YOUR TASK
Pull out every line of the material that contains the string "caption", matching case exactly.

INFORMATION SHOWN
▽

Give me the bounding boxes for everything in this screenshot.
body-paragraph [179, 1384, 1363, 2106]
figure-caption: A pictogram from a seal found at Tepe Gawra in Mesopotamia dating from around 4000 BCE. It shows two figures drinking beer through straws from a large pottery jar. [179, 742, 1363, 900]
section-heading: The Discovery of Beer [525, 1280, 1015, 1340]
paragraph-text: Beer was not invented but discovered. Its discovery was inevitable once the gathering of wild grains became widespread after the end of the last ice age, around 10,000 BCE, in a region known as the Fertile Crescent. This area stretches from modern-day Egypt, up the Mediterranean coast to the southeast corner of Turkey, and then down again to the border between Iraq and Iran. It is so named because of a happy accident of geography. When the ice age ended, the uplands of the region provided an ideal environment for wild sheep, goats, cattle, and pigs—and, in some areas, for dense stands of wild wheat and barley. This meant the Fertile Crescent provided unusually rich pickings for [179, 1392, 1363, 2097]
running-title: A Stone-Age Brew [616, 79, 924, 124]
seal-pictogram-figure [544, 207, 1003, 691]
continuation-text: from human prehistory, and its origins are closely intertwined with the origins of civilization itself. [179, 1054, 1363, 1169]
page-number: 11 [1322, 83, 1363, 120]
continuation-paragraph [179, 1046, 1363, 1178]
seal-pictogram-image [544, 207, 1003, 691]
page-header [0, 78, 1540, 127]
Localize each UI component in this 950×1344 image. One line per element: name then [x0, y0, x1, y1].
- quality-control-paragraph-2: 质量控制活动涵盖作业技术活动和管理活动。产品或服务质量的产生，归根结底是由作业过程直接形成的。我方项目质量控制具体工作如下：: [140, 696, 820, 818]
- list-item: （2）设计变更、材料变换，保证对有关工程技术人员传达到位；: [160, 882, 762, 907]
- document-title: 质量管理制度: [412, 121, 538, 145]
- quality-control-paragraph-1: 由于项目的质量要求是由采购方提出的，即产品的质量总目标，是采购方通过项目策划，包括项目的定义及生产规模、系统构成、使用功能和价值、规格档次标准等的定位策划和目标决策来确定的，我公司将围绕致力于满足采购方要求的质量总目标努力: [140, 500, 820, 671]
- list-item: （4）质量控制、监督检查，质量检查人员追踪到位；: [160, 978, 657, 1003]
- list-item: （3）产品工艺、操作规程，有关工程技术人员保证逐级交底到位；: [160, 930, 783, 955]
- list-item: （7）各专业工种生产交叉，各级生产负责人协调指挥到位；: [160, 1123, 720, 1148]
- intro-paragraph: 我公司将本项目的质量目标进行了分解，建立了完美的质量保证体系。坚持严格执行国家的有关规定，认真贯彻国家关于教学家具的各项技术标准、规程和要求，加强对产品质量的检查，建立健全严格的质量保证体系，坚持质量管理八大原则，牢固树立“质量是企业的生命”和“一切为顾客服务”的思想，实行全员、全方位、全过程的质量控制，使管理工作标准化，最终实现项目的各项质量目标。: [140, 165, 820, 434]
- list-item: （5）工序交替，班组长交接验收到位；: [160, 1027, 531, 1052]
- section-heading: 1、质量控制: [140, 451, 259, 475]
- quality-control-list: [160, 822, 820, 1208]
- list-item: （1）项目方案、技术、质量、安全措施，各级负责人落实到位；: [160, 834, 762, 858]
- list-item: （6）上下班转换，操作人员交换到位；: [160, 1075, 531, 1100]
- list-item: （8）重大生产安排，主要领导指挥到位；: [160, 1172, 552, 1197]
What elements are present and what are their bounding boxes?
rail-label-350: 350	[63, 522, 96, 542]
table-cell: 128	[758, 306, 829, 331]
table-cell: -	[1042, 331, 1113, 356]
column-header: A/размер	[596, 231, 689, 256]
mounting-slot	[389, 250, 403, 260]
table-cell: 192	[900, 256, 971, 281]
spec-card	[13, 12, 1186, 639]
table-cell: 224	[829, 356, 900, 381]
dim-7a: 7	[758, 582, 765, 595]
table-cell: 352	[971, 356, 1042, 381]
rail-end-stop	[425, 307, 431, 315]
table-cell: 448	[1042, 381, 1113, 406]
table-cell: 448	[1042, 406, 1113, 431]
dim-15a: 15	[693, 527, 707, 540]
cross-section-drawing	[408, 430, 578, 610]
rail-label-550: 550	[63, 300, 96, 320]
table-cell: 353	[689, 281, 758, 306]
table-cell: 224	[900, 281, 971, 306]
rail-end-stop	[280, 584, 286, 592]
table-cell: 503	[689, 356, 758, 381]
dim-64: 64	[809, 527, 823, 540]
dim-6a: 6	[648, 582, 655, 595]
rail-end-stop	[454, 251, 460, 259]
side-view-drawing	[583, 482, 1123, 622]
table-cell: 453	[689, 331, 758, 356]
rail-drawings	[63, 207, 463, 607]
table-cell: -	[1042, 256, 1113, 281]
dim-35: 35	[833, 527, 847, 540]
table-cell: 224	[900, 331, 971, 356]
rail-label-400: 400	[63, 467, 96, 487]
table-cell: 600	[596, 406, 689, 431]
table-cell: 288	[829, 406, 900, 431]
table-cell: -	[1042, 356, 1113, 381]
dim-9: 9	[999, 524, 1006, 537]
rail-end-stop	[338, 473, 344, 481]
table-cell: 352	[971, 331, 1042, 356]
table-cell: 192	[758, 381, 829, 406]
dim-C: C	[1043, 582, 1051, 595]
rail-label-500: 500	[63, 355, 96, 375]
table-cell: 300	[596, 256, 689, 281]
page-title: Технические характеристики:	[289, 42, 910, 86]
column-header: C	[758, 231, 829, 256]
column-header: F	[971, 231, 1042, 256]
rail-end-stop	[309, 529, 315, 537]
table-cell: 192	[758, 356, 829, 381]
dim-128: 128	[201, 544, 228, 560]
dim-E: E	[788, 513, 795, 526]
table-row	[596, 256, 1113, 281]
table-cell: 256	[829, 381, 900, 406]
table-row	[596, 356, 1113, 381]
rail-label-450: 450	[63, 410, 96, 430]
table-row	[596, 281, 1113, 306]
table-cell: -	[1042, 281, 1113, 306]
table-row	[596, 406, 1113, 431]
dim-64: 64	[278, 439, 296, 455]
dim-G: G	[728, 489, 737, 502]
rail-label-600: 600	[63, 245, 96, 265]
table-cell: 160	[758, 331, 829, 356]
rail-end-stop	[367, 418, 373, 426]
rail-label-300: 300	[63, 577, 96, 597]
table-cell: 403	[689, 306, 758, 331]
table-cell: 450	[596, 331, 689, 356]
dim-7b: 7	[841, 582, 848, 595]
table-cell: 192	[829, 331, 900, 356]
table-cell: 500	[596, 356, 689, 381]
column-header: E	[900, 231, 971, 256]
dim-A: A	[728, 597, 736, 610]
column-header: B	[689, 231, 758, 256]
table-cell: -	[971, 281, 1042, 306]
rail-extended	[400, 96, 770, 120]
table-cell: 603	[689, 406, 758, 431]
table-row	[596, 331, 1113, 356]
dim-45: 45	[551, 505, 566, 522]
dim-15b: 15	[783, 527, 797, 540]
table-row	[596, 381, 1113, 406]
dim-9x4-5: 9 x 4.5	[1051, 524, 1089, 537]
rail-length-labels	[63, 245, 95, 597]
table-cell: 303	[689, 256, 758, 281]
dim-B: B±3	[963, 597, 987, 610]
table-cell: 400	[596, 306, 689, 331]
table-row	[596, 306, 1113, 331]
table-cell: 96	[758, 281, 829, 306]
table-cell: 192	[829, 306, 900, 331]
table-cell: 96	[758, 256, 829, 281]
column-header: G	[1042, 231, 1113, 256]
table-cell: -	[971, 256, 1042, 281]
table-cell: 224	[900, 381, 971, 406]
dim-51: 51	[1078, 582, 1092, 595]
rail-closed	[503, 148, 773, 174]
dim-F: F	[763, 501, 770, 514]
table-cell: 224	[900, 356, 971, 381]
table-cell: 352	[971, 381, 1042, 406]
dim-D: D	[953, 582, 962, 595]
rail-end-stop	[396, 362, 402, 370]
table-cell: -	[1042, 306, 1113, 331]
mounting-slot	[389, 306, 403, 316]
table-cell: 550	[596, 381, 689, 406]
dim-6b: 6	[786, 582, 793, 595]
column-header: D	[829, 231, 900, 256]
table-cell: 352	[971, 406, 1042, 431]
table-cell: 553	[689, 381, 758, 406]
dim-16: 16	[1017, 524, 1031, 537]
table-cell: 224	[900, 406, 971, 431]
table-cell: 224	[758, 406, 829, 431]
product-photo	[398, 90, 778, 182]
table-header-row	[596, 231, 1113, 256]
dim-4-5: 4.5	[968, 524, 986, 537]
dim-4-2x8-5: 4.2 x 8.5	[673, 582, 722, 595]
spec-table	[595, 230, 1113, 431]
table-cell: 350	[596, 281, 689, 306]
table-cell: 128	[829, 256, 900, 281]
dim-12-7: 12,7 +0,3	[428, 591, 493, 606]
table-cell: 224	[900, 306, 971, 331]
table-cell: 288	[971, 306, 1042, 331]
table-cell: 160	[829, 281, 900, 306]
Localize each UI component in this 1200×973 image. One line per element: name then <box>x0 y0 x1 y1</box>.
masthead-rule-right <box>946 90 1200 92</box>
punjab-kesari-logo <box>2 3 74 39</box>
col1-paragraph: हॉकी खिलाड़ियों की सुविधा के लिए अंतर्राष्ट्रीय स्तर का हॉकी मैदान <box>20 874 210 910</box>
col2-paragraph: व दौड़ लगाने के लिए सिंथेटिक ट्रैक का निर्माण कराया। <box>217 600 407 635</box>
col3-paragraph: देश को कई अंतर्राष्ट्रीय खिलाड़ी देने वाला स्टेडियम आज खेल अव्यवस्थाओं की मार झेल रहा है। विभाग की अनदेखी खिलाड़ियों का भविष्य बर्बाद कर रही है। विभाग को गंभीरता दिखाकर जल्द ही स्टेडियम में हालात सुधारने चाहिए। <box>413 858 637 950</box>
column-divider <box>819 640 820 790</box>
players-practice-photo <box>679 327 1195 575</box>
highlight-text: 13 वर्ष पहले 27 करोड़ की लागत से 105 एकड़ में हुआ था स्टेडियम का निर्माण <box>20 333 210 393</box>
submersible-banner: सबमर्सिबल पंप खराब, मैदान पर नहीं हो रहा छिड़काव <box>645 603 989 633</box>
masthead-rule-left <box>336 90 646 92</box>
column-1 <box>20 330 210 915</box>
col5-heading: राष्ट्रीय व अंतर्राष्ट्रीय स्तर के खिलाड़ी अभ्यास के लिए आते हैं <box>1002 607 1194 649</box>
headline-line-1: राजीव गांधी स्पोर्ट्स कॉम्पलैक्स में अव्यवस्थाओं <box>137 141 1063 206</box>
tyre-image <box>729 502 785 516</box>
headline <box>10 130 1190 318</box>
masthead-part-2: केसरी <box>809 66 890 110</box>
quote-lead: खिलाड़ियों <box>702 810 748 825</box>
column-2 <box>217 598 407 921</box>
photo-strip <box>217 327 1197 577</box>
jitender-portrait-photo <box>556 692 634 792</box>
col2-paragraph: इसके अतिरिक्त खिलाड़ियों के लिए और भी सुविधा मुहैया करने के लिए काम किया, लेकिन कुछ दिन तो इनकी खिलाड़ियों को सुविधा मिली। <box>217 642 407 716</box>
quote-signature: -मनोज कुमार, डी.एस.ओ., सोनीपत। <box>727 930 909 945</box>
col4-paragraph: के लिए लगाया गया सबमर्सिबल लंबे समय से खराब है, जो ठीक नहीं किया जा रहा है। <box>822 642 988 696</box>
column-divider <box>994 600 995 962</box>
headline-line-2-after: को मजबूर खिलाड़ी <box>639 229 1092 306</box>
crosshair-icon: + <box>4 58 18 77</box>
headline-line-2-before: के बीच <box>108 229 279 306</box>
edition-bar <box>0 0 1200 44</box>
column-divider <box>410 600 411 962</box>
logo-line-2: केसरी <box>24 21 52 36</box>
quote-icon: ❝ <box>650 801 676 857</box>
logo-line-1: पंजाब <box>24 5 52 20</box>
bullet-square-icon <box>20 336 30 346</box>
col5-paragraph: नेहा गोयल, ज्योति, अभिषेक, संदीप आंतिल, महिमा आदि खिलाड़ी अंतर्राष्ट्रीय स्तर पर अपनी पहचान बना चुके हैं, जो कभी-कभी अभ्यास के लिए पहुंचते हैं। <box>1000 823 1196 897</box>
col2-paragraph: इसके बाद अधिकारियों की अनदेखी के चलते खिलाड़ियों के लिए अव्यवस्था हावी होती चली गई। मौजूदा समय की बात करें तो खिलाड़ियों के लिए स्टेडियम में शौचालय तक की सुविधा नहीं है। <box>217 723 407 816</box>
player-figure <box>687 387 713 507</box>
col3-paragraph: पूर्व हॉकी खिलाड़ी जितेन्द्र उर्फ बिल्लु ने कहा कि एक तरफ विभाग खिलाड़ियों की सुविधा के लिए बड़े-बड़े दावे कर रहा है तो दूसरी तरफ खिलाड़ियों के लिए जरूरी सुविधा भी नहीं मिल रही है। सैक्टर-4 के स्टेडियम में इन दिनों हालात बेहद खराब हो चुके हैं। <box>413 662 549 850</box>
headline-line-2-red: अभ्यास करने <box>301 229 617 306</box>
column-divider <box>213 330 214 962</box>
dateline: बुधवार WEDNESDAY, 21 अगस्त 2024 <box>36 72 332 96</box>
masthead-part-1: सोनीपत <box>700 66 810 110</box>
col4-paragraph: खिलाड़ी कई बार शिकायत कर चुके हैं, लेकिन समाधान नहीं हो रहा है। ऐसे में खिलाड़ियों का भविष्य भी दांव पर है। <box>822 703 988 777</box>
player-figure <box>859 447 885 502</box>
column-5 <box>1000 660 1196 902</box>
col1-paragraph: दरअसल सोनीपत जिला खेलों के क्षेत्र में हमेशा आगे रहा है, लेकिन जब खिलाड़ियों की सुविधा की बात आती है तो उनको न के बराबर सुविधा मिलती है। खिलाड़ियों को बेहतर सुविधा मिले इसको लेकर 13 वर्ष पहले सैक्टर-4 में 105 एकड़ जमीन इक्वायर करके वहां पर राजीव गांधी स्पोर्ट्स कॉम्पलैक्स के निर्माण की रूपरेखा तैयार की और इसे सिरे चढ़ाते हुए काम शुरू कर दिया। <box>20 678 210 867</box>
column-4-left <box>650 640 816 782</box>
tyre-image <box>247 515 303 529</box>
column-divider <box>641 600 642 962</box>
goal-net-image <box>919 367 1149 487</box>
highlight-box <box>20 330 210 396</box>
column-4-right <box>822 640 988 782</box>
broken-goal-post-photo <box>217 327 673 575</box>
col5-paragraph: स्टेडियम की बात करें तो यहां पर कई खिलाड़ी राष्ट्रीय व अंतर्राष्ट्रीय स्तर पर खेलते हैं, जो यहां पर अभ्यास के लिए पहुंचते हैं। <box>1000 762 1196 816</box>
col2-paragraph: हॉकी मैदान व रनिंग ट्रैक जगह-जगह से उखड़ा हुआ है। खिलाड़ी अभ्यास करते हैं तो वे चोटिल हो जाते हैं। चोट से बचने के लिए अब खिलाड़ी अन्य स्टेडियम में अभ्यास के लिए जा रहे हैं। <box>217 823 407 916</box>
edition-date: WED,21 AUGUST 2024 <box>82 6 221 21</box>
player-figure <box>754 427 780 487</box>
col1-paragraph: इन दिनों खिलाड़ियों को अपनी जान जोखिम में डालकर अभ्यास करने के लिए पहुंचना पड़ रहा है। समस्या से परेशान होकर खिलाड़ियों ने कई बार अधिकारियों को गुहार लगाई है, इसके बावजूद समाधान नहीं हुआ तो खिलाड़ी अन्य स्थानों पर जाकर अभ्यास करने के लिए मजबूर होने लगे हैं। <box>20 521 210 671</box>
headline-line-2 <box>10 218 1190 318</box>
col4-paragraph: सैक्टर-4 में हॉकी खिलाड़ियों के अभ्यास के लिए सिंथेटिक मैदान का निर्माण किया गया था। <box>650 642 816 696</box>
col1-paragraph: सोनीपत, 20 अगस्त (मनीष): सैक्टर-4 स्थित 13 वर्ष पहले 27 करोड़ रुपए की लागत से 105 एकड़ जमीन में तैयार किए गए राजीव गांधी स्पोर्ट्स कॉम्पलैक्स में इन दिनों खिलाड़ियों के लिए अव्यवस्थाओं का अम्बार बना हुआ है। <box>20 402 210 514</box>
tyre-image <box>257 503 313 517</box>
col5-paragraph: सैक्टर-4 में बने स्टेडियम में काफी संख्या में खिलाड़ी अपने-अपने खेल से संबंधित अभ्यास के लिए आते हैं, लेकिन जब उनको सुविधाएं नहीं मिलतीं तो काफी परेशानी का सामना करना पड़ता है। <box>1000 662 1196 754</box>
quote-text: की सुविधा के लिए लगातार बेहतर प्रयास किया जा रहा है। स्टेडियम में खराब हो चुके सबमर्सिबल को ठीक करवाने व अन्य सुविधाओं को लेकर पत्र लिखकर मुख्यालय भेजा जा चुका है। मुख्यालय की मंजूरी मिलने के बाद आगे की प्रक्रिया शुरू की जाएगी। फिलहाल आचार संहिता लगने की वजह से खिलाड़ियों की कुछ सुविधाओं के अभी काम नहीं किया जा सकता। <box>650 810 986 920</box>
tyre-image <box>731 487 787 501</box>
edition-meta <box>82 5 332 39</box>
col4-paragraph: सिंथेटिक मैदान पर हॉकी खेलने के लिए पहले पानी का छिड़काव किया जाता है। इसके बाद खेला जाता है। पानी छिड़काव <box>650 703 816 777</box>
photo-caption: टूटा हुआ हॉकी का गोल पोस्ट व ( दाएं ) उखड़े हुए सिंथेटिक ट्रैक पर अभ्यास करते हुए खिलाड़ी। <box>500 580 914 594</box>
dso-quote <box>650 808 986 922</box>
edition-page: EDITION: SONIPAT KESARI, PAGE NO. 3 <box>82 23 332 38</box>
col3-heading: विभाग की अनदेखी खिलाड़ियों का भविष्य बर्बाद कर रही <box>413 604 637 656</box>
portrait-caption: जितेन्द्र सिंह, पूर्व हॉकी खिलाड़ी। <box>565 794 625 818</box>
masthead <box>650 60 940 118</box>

△

RESPONSE TO THIS EXERCISE
figure-caption: A pictogram from a seal found at Tepe Gawra in Mesopotamia dating from around 4000 BCE. It shows two figures drinking beer through straws from a large pottery jar. [179, 742, 1363, 900]
photo-caption: टूटा हुआ हॉकी का गोल पोस्ट व ( दाएं ) उखड़े हुए सिंथेटिक ट्रैक पर अभ्यास करते हुए खिलाड़ी। <box>500 580 914 594</box>
portrait-caption: जितेन्द्र सिंह, पूर्व हॉकी खिलाड़ी। <box>565 794 625 818</box>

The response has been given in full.